**WHAT IS ASKED:** The records below are to be repeated in full, exactly as they are.

**DATASET EXCERPTS:**
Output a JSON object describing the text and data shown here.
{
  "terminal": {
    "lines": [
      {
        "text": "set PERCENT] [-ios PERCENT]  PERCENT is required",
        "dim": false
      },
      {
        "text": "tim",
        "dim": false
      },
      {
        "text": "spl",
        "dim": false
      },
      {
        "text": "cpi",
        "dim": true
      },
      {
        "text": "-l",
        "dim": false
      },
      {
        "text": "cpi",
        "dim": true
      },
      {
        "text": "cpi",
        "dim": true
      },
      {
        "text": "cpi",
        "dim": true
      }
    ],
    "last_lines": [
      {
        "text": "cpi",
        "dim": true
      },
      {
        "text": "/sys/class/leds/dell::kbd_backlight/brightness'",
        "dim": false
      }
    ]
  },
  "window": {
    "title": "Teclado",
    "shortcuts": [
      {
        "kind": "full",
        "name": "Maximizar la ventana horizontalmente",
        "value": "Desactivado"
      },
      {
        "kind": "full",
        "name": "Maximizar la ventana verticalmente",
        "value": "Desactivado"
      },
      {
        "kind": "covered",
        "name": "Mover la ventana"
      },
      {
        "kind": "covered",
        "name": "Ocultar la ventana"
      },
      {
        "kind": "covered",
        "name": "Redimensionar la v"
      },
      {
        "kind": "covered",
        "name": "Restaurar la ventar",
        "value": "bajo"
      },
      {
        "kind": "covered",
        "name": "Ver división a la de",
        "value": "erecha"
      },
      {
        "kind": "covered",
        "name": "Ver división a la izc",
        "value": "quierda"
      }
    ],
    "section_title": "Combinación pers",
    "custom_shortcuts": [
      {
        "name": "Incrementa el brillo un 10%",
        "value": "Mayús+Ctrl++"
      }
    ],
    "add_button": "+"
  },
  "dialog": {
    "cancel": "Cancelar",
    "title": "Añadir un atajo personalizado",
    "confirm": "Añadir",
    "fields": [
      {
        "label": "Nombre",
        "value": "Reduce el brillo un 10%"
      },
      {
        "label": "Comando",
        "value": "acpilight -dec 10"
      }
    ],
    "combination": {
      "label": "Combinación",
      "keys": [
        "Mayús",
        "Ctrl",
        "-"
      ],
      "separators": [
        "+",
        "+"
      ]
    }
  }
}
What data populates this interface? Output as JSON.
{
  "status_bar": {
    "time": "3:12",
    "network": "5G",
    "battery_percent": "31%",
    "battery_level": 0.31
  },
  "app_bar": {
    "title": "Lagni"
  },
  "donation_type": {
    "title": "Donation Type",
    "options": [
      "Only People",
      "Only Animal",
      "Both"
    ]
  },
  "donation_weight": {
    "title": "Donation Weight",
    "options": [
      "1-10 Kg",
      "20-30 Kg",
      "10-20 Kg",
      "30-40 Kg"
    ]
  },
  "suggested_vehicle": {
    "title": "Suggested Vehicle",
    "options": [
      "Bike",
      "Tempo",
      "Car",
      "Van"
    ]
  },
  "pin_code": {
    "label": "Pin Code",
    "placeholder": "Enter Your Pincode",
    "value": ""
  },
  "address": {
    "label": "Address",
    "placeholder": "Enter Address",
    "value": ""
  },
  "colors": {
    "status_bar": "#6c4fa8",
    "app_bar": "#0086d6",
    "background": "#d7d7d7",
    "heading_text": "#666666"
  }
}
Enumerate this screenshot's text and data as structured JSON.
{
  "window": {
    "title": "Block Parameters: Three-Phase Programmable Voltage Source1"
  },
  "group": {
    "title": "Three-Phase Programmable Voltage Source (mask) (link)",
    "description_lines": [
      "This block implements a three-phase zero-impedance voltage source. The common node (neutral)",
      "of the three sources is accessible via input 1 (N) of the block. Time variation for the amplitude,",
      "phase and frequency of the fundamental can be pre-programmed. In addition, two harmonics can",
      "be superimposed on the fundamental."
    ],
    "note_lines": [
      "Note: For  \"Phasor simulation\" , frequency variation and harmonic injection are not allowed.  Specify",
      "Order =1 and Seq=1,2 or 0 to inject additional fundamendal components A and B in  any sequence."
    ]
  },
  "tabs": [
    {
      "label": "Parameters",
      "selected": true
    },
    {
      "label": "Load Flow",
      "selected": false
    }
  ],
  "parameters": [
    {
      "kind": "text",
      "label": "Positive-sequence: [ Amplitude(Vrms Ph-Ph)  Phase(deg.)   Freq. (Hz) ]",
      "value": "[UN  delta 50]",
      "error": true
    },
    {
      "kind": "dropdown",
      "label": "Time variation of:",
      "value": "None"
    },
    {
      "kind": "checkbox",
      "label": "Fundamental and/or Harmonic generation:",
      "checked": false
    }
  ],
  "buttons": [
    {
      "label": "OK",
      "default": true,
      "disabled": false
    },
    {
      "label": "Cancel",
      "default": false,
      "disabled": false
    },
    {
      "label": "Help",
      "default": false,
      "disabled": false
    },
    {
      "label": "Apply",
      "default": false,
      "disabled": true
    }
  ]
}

**RESPONSE TO THE EXERCISE:**
Output a JSON object describing the text and data shown here.
{
  "terminal": {
    "lines": [
      {
        "text": "set PERCENT] [-ios PERCENT]  PERCENT is required",
        "dim": false
      },
      {
        "text": "tim",
        "dim": false
      },
      {
        "text": "spl",
        "dim": false
      },
      {
        "text": "cpi",
        "dim": true
      },
      {
        "text": "-l",
        "dim": false
      },
      {
        "text": "cpi",
        "dim": true
      },
      {
        "text": "cpi",
        "dim": true
      },
      {
        "text": "cpi",
        "dim": true
      }
    ],
    "last_lines": [
      {
        "text": "cpi",
        "dim": true
      },
      {
        "text": "/sys/class/leds/dell::kbd_backlight/brightness'",
        "dim": false
      }
    ]
  },
  "window": {
    "title": "Teclado",
    "shortcuts": [
      {
        "kind": "full",
        "name": "Maximizar la ventana horizontalmente",
        "value": "Desactivado"
      },
      {
        "kind": "full",
        "name": "Maximizar la ventana verticalmente",
        "value": "Desactivado"
      },
      {
        "kind": "covered",
        "name": "Mover la ventana"
      },
      {
        "kind": "covered",
        "name": "Ocultar la ventana"
      },
      {
        "kind": "covered",
        "name": "Redimensionar la v"
      },
      {
        "kind": "covered",
        "name": "Restaurar la ventar",
        "value": "bajo"
      },
      {
        "kind": "covered",
        "name": "Ver división a la de",
        "value": "erecha"
      },
      {
        "kind": "covered",
        "name": "Ver división a la izc",
        "value": "quierda"
      }
    ],
    "section_title": "Combinación pers",
    "custom_shortcuts": [
      {
        "name": "Incrementa el brillo un 10%",
        "value": "Mayús+Ctrl++"
      }
    ],
    "add_button": "+"
  },
  "dialog": {
    "cancel": "Cancelar",
    "title": "Añadir un atajo personalizado",
    "confirm": "Añadir",
    "fields": [
      {
        "label": "Nombre",
        "value": "Reduce el brillo un 10%"
      },
      {
        "label": "Comando",
        "value": "acpilight -dec 10"
      }
    ],
    "combination": {
      "label": "Combinación",
      "keys": [
        "Mayús",
        "Ctrl",
        "-"
      ],
      "separators": [
        "+",
        "+"
      ]
    }
  }
}
What data populates this interface? Output as JSON.
{
  "status_bar": {
    "time": "3:12",
    "network": "5G",
    "battery_percent": "31%",
    "battery_level": 0.31
  },
  "app_bar": {
    "title": "Lagni"
  },
  "donation_type": {
    "title": "Donation Type",
    "options": [
      "Only People",
      "Only Animal",
      "Both"
    ]
  },
  "donation_weight": {
    "title": "Donation Weight",
    "options": [
      "1-10 Kg",
      "20-30 Kg",
      "10-20 Kg",
      "30-40 Kg"
    ]
  },
  "suggested_vehicle": {
    "title": "Suggested Vehicle",
    "options": [
      "Bike",
      "Tempo",
      "Car",
      "Van"
    ]
  },
  "pin_code": {
    "label": "Pin Code",
    "placeholder": "Enter Your Pincode",
    "value": ""
  },
  "address": {
    "label": "Address",
    "placeholder": "Enter Address",
    "value": ""
  },
  "colors": {
    "status_bar": "#6c4fa8",
    "app_bar": "#0086d6",
    "background": "#d7d7d7",
    "heading_text": "#666666"
  }
}
Enumerate this screenshot's text and data as structured JSON.
{
  "window": {
    "title": "Block Parameters: Three-Phase Programmable Voltage Source1"
  },
  "group": {
    "title": "Three-Phase Programmable Voltage Source (mask) (link)",
    "description_lines": [
      "This block implements a three-phase zero-impedance voltage source. The common node (neutral)",
      "of the three sources is accessible via input 1 (N) of the block. Time variation for the amplitude,",
      "phase and frequency of the fundamental can be pre-programmed. In addition, two harmonics can",
      "be superimposed on the fundamental."
    ],
    "note_lines": [
      "Note: For  \"Phasor simulation\" , frequency variation and harmonic injection are not allowed.  Specify",
      "Order =1 and Seq=1,2 or 0 to inject additional fundamendal components A and B in  any sequence."
    ]
  },
  "tabs": [
    {
      "label": "Parameters",
      "selected": true
    },
    {
      "label": "Load Flow",
      "selected": false
    }
  ],
  "parameters": [
    {
      "kind": "text",
      "label": "Positive-sequence: [ Amplitude(Vrms Ph-Ph)  Phase(deg.)   Freq. (Hz) ]",
      "value": "[UN  delta 50]",
      "error": true
    },
    {
      "kind": "dropdown",
      "label": "Time variation of:",
      "value": "None"
    },
    {
      "kind": "checkbox",
      "label": "Fundamental and/or Harmonic generation:",
      "checked": false
    }
  ],
  "buttons": [
    {
      "label": "OK",
      "default": true,
      "disabled": false
    },
    {
      "label": "Cancel",
      "default": false,
      "disabled": false
    },
    {
      "label": "Help",
      "default": false,
      "disabled": false
    },
    {
      "label": "Apply",
      "default": false,
      "disabled": true
    }
  ]
}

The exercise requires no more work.